──────── PROVIDED DATA ────────

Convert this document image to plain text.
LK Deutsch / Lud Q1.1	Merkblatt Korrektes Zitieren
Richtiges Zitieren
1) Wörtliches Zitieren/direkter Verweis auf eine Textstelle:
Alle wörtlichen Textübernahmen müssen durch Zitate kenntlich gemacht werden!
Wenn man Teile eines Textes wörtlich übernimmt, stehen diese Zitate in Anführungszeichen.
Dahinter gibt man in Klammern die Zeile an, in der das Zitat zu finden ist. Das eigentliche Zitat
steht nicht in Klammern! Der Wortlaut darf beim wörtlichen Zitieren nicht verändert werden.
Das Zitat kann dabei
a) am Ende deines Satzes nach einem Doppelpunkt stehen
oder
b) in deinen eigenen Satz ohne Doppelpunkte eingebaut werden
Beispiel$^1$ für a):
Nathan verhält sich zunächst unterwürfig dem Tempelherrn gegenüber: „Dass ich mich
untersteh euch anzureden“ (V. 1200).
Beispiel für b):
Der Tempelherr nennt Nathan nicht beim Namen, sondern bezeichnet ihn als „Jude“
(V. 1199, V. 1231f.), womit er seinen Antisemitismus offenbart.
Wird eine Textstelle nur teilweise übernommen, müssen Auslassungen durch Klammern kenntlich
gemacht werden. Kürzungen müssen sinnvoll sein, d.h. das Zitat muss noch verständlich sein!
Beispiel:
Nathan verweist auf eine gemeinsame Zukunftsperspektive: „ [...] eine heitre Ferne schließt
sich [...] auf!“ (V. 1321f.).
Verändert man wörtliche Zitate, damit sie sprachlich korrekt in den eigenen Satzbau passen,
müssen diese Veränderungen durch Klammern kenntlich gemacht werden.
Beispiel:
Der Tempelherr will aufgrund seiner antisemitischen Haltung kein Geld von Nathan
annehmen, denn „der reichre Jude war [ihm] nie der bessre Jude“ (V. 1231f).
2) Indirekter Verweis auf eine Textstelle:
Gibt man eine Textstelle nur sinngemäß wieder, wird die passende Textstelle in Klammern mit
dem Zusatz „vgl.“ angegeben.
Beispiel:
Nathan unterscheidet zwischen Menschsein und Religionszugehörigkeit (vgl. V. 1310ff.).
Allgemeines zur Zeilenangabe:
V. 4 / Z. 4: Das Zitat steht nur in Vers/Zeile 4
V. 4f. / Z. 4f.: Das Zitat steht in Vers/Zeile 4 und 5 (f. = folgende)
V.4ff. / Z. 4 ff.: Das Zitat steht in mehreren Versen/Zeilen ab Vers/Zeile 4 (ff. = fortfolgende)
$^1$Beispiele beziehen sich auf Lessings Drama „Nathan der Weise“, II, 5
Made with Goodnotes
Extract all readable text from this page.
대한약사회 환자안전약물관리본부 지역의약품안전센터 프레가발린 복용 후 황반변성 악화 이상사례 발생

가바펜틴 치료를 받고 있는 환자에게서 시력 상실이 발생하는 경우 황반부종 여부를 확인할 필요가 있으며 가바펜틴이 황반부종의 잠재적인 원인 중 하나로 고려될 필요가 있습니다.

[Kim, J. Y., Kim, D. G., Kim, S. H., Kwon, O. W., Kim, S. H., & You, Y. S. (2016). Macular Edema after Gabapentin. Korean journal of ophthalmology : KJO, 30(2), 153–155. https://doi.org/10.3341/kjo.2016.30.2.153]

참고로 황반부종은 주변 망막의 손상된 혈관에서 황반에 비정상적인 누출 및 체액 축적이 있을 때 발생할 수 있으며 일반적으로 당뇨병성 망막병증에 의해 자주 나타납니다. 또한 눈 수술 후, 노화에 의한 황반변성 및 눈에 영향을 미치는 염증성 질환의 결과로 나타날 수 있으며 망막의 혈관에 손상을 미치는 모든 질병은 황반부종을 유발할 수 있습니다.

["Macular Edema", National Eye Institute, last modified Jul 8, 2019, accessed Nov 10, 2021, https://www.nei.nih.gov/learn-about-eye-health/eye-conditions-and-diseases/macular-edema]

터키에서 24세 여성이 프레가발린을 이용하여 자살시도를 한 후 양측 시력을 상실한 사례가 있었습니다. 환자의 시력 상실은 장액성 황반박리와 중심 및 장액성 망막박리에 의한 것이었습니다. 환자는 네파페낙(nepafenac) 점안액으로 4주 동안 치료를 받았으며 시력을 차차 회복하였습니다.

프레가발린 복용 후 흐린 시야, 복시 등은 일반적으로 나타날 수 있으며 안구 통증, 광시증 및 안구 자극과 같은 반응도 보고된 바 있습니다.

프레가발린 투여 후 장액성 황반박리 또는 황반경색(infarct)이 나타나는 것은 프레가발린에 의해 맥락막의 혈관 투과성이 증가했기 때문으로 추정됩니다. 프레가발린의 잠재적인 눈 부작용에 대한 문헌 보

────────

(PROBLEM TO WORK ON): Retype the data in full and match it exactly.

(TASK RESULT):
Convert this document image to plain text.
LK Deutsch / Lud Q1.1	Merkblatt Korrektes Zitieren
Richtiges Zitieren
1) Wörtliches Zitieren/direkter Verweis auf eine Textstelle:
Alle wörtlichen Textübernahmen müssen durch Zitate kenntlich gemacht werden!
Wenn man Teile eines Textes wörtlich übernimmt, stehen diese Zitate in Anführungszeichen.
Dahinter gibt man in Klammern die Zeile an, in der das Zitat zu finden ist. Das eigentliche Zitat
steht nicht in Klammern! Der Wortlaut darf beim wörtlichen Zitieren nicht verändert werden.
Das Zitat kann dabei
a) am Ende deines Satzes nach einem Doppelpunkt stehen
oder
b) in deinen eigenen Satz ohne Doppelpunkte eingebaut werden
Beispiel$^1$ für a):
Nathan verhält sich zunächst unterwürfig dem Tempelherrn gegenüber: „Dass ich mich
untersteh euch anzureden“ (V. 1200).
Beispiel für b):
Der Tempelherr nennt Nathan nicht beim Namen, sondern bezeichnet ihn als „Jude“
(V. 1199, V. 1231f.), womit er seinen Antisemitismus offenbart.
Wird eine Textstelle nur teilweise übernommen, müssen Auslassungen durch Klammern kenntlich
gemacht werden. Kürzungen müssen sinnvoll sein, d.h. das Zitat muss noch verständlich sein!
Beispiel:
Nathan verweist auf eine gemeinsame Zukunftsperspektive: „ [...] eine heitre Ferne schließt
sich [...] auf!“ (V. 1321f.).
Verändert man wörtliche Zitate, damit sie sprachlich korrekt in den eigenen Satzbau passen,
müssen diese Veränderungen durch Klammern kenntlich gemacht werden.
Beispiel:
Der Tempelherr will aufgrund seiner antisemitischen Haltung kein Geld von Nathan
annehmen, denn „der reichre Jude war [ihm] nie der bessre Jude“ (V. 1231f).
2) Indirekter Verweis auf eine Textstelle:
Gibt man eine Textstelle nur sinngemäß wieder, wird die passende Textstelle in Klammern mit
dem Zusatz „vgl.“ angegeben.
Beispiel:
Nathan unterscheidet zwischen Menschsein und Religionszugehörigkeit (vgl. V. 1310ff.).
Allgemeines zur Zeilenangabe:
V. 4 / Z. 4: Das Zitat steht nur in Vers/Zeile 4
V. 4f. / Z. 4f.: Das Zitat steht in Vers/Zeile 4 und 5 (f. = folgende)
V.4ff. / Z. 4 ff.: Das Zitat steht in mehreren Versen/Zeilen ab Vers/Zeile 4 (ff. = fortfolgende)
$^1$Beispiele beziehen sich auf Lessings Drama „Nathan der Weise“, II, 5
Made with Goodnotes
Extract all readable text from this page.
대한약사회 환자안전약물관리본부 지역의약품안전센터 프레가발린 복용 후 황반변성 악화 이상사례 발생

가바펜틴 치료를 받고 있는 환자에게서 시력 상실이 발생하는 경우 황반부종 여부를 확인할 필요가 있으며 가바펜틴이 황반부종의 잠재적인 원인 중 하나로 고려될 필요가 있습니다.

[Kim, J. Y., Kim, D. G., Kim, S. H., Kwon, O. W., Kim, S. H., & You, Y. S. (2016). Macular Edema after Gabapentin. Korean journal of ophthalmology : KJO, 30(2), 153–155. https://doi.org/10.3341/kjo.2016.30.2.153]

참고로 황반부종은 주변 망막의 손상된 혈관에서 황반에 비정상적인 누출 및 체액 축적이 있을 때 발생할 수 있으며 일반적으로 당뇨병성 망막병증에 의해 자주 나타납니다. 또한 눈 수술 후, 노화에 의한 황반변성 및 눈에 영향을 미치는 염증성 질환의 결과로 나타날 수 있으며 망막의 혈관에 손상을 미치는 모든 질병은 황반부종을 유발할 수 있습니다.

["Macular Edema", National Eye Institute, last modified Jul 8, 2019, accessed Nov 10, 2021, https://www.nei.nih.gov/learn-about-eye-health/eye-conditions-and-diseases/macular-edema]

터키에서 24세 여성이 프레가발린을 이용하여 자살시도를 한 후 양측 시력을 상실한 사례가 있었습니다. 환자의 시력 상실은 장액성 황반박리와 중심 및 장액성 망막박리에 의한 것이었습니다. 환자는 네파페낙(nepafenac) 점안액으로 4주 동안 치료를 받았으며 시력을 차차 회복하였습니다.

프레가발린 복용 후 흐린 시야, 복시 등은 일반적으로 나타날 수 있으며 안구 통증, 광시증 및 안구 자극과 같은 반응도 보고된 바 있습니다.

프레가발린 투여 후 장액성 황반박리 또는 황반경색(infarct)이 나타나는 것은 프레가발린에 의해 맥락막의 혈관 투과성이 증가했기 때문으로 추정됩니다. 프레가발린의 잠재적인 눈 부작용에 대한 문헌 보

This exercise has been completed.